■ Instructions for the task ■
Find each line containing the string "JSON". Copy it.

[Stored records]
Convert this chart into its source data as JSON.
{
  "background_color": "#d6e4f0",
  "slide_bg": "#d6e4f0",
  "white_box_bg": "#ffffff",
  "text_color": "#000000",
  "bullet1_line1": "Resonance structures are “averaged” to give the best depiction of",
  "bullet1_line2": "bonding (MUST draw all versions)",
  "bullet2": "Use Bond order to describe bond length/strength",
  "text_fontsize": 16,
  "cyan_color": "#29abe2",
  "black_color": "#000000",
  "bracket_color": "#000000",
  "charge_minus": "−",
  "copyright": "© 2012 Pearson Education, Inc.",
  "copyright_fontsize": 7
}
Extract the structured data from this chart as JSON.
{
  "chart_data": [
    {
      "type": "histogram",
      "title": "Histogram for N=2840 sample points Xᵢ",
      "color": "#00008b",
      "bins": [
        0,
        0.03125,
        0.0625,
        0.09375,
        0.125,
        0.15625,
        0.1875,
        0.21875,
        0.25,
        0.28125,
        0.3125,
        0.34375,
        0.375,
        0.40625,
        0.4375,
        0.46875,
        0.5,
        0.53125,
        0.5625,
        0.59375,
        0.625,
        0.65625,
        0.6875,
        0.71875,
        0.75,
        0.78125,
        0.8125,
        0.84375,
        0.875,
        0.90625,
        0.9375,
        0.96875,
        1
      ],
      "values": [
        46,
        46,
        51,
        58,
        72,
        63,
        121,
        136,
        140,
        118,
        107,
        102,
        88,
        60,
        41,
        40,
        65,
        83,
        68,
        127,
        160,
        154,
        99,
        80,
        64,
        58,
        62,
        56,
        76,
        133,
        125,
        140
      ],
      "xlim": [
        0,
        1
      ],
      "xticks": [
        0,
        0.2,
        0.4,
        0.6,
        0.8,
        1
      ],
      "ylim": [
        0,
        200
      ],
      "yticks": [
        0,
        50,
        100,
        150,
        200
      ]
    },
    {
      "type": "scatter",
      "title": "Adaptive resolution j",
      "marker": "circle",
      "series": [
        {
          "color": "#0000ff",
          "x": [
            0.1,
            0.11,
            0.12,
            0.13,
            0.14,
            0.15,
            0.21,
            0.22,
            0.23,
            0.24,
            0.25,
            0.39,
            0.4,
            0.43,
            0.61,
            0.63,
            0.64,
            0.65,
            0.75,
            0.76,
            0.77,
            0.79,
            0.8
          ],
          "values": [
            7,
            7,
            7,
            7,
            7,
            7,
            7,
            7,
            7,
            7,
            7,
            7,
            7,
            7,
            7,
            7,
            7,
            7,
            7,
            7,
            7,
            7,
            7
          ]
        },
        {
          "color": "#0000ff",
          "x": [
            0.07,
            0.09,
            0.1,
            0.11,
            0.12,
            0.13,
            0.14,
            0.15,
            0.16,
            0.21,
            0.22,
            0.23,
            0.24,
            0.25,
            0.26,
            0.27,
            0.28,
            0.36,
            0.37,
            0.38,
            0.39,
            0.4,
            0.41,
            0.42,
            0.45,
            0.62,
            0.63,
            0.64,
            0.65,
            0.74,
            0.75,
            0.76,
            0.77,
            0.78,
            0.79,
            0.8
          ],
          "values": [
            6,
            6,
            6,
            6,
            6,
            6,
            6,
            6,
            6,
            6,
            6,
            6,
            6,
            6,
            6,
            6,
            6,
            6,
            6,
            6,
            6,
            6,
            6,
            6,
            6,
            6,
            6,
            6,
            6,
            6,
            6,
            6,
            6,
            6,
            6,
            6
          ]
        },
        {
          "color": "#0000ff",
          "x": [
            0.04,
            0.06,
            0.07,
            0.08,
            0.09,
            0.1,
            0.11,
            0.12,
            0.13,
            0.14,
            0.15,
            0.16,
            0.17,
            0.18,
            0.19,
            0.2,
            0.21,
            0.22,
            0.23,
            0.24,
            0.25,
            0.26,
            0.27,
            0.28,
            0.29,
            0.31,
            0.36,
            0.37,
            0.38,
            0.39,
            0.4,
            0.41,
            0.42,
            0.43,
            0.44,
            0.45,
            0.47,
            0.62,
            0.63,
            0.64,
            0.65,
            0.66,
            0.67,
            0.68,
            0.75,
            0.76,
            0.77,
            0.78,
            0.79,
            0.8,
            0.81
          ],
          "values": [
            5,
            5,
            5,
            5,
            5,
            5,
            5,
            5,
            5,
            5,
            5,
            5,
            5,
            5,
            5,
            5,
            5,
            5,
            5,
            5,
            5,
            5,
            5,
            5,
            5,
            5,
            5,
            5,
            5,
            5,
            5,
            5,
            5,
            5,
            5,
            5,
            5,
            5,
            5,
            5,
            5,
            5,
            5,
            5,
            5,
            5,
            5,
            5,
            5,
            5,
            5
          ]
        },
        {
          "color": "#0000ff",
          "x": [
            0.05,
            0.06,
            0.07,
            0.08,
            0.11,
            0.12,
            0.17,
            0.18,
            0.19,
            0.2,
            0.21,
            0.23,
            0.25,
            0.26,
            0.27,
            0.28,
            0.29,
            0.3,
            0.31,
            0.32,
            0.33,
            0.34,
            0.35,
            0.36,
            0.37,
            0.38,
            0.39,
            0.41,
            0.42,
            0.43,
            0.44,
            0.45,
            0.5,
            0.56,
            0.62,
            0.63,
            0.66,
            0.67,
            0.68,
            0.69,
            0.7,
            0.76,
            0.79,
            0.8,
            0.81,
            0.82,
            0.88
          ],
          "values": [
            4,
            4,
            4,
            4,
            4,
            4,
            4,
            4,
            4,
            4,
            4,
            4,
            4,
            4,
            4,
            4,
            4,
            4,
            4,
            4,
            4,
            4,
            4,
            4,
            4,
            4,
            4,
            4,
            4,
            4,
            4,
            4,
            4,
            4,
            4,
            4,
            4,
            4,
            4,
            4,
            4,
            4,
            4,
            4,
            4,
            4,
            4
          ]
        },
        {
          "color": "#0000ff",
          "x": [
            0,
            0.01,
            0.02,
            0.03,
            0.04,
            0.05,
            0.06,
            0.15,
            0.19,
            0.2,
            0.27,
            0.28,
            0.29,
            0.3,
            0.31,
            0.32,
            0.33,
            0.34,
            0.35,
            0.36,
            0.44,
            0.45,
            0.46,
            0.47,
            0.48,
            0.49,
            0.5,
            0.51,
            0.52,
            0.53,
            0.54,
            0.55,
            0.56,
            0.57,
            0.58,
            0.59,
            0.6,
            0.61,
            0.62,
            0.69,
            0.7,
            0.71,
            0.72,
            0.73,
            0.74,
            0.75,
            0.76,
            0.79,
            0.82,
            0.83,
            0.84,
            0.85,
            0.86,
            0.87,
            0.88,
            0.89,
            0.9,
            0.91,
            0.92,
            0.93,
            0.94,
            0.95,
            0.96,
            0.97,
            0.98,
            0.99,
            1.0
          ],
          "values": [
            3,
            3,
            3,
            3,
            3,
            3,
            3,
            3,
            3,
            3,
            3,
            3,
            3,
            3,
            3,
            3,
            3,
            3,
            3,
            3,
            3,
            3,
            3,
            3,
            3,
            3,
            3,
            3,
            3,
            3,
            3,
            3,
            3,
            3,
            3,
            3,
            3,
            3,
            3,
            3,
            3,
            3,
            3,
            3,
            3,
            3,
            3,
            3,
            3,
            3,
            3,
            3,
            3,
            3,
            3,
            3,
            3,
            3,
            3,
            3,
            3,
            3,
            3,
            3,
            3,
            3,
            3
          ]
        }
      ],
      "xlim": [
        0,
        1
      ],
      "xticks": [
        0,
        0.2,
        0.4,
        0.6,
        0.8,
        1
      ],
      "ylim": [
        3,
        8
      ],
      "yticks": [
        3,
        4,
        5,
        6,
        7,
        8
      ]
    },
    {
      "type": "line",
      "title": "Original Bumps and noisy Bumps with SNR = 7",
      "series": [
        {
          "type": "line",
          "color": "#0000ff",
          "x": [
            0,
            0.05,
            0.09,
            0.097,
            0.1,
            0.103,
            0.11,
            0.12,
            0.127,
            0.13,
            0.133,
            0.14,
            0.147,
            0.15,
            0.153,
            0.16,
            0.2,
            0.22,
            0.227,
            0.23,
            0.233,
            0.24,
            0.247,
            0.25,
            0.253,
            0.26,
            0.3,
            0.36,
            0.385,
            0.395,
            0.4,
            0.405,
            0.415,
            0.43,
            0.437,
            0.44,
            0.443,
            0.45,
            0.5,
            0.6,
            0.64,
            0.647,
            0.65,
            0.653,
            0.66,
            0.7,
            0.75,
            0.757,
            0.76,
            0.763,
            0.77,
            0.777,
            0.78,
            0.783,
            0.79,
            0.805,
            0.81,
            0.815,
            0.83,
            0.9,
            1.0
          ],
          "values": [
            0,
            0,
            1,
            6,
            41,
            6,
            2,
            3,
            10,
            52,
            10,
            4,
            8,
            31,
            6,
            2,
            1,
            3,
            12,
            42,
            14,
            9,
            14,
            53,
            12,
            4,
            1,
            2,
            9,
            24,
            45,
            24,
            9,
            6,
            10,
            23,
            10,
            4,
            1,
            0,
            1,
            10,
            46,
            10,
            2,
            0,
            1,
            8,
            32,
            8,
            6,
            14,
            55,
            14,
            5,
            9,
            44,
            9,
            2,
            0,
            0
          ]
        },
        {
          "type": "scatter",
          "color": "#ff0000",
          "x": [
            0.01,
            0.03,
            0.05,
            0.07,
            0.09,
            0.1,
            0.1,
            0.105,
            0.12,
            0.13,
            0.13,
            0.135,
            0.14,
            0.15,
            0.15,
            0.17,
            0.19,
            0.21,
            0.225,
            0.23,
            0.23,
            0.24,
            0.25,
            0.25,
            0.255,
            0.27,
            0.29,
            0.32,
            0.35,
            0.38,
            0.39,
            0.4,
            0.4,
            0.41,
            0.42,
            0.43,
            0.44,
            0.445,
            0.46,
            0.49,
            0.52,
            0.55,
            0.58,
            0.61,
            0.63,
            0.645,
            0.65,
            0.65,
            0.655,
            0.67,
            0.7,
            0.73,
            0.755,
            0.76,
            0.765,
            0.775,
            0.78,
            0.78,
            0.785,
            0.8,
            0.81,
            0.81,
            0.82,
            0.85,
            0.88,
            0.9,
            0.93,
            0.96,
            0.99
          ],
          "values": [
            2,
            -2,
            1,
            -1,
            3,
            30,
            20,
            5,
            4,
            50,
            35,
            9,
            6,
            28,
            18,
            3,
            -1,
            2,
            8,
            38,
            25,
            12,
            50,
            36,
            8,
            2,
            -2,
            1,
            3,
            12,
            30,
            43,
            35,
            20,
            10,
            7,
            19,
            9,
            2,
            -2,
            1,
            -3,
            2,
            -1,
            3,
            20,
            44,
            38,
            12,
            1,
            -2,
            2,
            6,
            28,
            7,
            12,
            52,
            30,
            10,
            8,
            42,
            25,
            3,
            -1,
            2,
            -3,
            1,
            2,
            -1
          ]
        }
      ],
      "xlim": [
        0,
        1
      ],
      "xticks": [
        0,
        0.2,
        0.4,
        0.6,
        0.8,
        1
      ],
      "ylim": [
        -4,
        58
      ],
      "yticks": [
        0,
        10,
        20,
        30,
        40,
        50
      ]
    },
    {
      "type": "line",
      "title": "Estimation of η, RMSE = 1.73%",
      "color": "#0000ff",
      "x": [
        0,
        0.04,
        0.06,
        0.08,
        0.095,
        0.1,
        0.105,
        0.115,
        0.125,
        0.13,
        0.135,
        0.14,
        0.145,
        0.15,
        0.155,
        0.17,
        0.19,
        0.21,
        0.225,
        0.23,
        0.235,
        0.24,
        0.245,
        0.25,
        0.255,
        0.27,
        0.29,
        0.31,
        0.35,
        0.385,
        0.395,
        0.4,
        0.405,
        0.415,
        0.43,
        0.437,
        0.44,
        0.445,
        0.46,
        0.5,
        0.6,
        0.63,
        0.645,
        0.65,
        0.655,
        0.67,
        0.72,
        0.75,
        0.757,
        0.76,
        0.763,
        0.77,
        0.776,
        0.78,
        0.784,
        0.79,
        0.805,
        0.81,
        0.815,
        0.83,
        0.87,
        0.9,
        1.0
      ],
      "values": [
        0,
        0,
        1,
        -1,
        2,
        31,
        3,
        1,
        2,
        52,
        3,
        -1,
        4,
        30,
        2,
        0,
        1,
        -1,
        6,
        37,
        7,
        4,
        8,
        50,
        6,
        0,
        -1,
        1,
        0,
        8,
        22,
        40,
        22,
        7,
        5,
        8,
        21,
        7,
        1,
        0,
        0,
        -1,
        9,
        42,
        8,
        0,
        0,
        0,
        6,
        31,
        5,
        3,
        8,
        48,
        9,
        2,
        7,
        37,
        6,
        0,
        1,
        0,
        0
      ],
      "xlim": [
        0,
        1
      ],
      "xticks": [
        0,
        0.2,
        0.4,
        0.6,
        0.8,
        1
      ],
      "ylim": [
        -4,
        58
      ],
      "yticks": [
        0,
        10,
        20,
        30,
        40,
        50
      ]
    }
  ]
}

■ Exercise answer ■
Convert this chart into its source data as JSON.
Extract the structured data from this chart as JSON.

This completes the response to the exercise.